-------- SUPPLIED RECORDS

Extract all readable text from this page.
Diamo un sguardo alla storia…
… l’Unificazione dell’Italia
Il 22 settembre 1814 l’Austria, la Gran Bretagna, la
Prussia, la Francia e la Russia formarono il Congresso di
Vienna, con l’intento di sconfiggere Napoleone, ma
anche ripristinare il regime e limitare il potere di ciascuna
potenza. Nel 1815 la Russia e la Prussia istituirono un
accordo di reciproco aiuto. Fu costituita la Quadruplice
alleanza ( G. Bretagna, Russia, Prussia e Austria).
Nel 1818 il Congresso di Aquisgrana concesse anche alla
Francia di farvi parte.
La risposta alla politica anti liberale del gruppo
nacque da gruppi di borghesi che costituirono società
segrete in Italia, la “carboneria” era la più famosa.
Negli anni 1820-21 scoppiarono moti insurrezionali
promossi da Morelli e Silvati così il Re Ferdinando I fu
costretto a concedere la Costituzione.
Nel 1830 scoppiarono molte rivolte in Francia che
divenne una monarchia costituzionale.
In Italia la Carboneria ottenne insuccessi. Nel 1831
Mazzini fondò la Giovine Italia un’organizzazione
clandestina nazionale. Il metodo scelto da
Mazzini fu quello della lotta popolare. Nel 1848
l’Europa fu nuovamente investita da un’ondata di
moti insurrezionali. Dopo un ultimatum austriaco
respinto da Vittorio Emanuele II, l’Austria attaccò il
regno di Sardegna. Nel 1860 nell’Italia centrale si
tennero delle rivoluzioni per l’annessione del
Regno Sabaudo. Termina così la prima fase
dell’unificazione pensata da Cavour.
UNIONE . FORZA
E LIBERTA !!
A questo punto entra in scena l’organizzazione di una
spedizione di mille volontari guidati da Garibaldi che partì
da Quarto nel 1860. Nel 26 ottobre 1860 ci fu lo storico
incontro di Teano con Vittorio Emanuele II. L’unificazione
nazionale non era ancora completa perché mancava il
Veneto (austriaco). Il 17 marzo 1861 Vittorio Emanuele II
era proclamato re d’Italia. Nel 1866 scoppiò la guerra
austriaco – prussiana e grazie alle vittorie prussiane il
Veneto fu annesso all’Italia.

----------------

• **PROMPT**
Using the listing above, pull out all lines that hold the word "organizzazione".

• **FINAL ANSWER**
Mazzini fondò la Giovine Italia un’organizzazione
A questo punto entra in scena l’organizzazione di una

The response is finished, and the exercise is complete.